### Stored data

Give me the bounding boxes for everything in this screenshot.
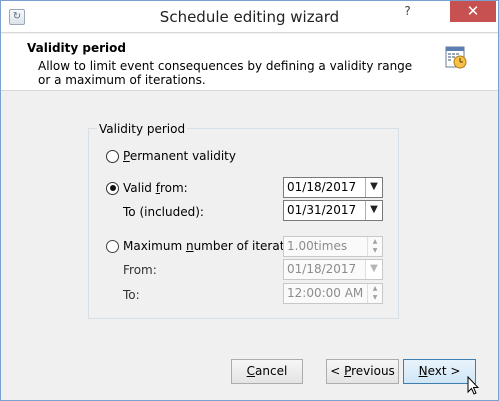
valid-from-date-field[interactable]: 01/18/2017 ▼ bbox=[283, 177, 383, 198]
to-included-date-value: 01/31/2017 bbox=[287, 203, 357, 217]
close-button[interactable]: ✕ bbox=[450, 1, 496, 22]
calendar-clock-icon bbox=[445, 46, 467, 69]
iteration-to-label: To: bbox=[123, 288, 140, 302]
chevron-down-icon[interactable]: ▼ bbox=[365, 178, 382, 197]
next-button[interactable]: Next > bbox=[403, 359, 476, 384]
title-bar: ↻ Schedule editing wizard ? ✕ bbox=[1, 1, 498, 33]
valid-from-date-value: 01/18/2017 bbox=[287, 180, 357, 194]
wizard-header: Validity period Allow to limit event con… bbox=[1, 34, 498, 91]
iteration-from-label: From: bbox=[123, 263, 157, 277]
page-description: Allow to limit event consequences by def… bbox=[38, 59, 413, 87]
valid-from-radio[interactable]: Valid from: bbox=[106, 181, 188, 195]
radio-unchecked-icon bbox=[106, 149, 119, 163]
window-title: Schedule editing wizard bbox=[159, 8, 340, 26]
permanent-validity-label: Permanent validity bbox=[123, 149, 236, 163]
radio-checked-icon bbox=[106, 181, 119, 195]
help-button[interactable]: ? bbox=[394, 1, 421, 22]
permanent-validity-radio[interactable]: Permanent validity bbox=[106, 149, 236, 163]
max-iterations-radio[interactable]: Maximum number of iteration bbox=[106, 239, 303, 253]
iteration-to-time-field[interactable]: 12:00:00 AM ▲ ▼ bbox=[283, 283, 383, 304]
radio-unchecked-icon bbox=[106, 239, 119, 253]
wizard-window: ↻ Schedule editing wizard ? ✕ Validity p… bbox=[0, 0, 499, 401]
max-iterations-label: Maximum number of iteration bbox=[123, 239, 303, 253]
to-included-label: To (included): bbox=[123, 205, 204, 219]
cancel-button[interactable]: Cancel bbox=[231, 359, 303, 384]
iteration-to-time-value: 12:00:00 AM bbox=[287, 286, 364, 300]
to-included-date-field[interactable]: 01/31/2017 ▼ bbox=[283, 200, 383, 221]
previous-button[interactable]: < Previous bbox=[326, 359, 399, 384]
group-label: Validity period bbox=[97, 122, 188, 136]
mouse-pointer-icon bbox=[467, 376, 479, 395]
iteration-from-date-field[interactable]: 01/18/2017 ▼ bbox=[283, 259, 383, 280]
iterations-count-field[interactable]: 1.00times ▲ ▼ bbox=[283, 236, 383, 257]
chevron-down-icon[interactable]: ▼ bbox=[365, 201, 382, 220]
valid-from-label: Valid from: bbox=[123, 181, 188, 195]
iteration-from-date-value: 01/18/2017 bbox=[287, 262, 357, 276]
spin-buttons[interactable]: ▲ ▼ bbox=[367, 237, 382, 256]
spin-buttons[interactable]: ▲ ▼ bbox=[367, 284, 382, 303]
iterations-count-value: 1.00times bbox=[287, 239, 348, 253]
page-title: Validity period bbox=[27, 41, 126, 55]
chevron-down-icon[interactable]: ▼ bbox=[365, 260, 382, 279]
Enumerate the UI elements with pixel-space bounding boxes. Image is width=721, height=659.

### What the task asks
Rewrite the material above as a numbered list, one line per item, with blank lines omitted. Leave out the pictures.

### Written response
1. Give me the bounding boxes for everything in this screenshot.
2. valid-from-date-field[interactable]: 01/18/2017 ▼ bbox=[283, 177, 383, 198]
3. to-included-date-value: 01/31/2017 bbox=[287, 203, 357, 217]
4. close-button[interactable]: ✕ bbox=[450, 1, 496, 22]
5. calendar-clock-icon bbox=[445, 46, 467, 69]
6. iteration-to-label: To: bbox=[123, 288, 140, 302]
7. chevron-down-icon[interactable]: ▼ bbox=[365, 178, 382, 197]
8. next-button[interactable]: Next > bbox=[403, 359, 476, 384]
9. title-bar: ↻ Schedule editing wizard ? ✕ bbox=[1, 1, 498, 33]
10. valid-from-date-value: 01/18/2017 bbox=[287, 180, 357, 194]
11. wizard-header: Validity period Allow to limit event con… bbox=[1, 34, 498, 91]
12. iteration-from-label: From: bbox=[123, 263, 157, 277]
13. page-description: Allow to limit event consequences by def… bbox=[38, 59, 413, 87]
14. valid-from-radio[interactable]: Valid from: bbox=[106, 181, 188, 195]
15. radio-unchecked-icon bbox=[106, 149, 119, 163]
16. window-title: Schedule editing wizard bbox=[159, 8, 340, 26]
17. permanent-validity-label: Permanent validity bbox=[123, 149, 236, 163]
18. radio-checked-icon bbox=[106, 181, 119, 195]
19. help-button[interactable]: ? bbox=[394, 1, 421, 22]
20. permanent-validity-radio[interactable]: Permanent validity bbox=[106, 149, 236, 163]
21. max-iterations-radio[interactable]: Maximum number of iteration bbox=[106, 239, 303, 253]
22. iteration-to-time-field[interactable]: 12:00:00 AM ▲ ▼ bbox=[283, 283, 383, 304]
23. radio-unchecked-icon bbox=[106, 239, 119, 253]
24. wizard-window: ↻ Schedule editing wizard ? ✕ Validity p… bbox=[0, 0, 499, 401]
25. max-iterations-label: Maximum number of iteration bbox=[123, 239, 303, 253]
26. to-included-label: To (included): bbox=[123, 205, 204, 219]
27. cancel-button[interactable]: Cancel bbox=[231, 359, 303, 384]
28. iteration-to-time-value: 12:00:00 AM bbox=[287, 286, 364, 300]
29. to-included-date-field[interactable]: 01/31/2017 ▼ bbox=[283, 200, 383, 221]
30. previous-button[interactable]: < Previous bbox=[326, 359, 399, 384]
31. group-label: Validity period bbox=[97, 122, 188, 136]
32. mouse-pointer-icon bbox=[467, 376, 479, 395]
33. iteration-from-date-field[interactable]: 01/18/2017 ▼ bbox=[283, 259, 383, 280]
34. iterations-count-field[interactable]: 1.00times ▲ ▼ bbox=[283, 236, 383, 257]
35. chevron-down-icon[interactable]: ▼ bbox=[365, 201, 382, 220]
36. valid-from-label: Valid from: bbox=[123, 181, 188, 195]
37. iteration-from-date-value: 01/18/2017 bbox=[287, 262, 357, 276]
38. spin-buttons[interactable]: ▲ ▼ bbox=[367, 237, 382, 256]
39. spin-buttons[interactable]: ▲ ▼ bbox=[367, 284, 382, 303]
40. iterations-count-value: 1.00times bbox=[287, 239, 348, 253]
41. page-title: Validity period bbox=[27, 41, 126, 55]
42. chevron-down-icon[interactable]: ▼ bbox=[365, 260, 382, 279]
43. Enumerate the UI elements with pixel-space bounding boxes. Image is width=721, height=659.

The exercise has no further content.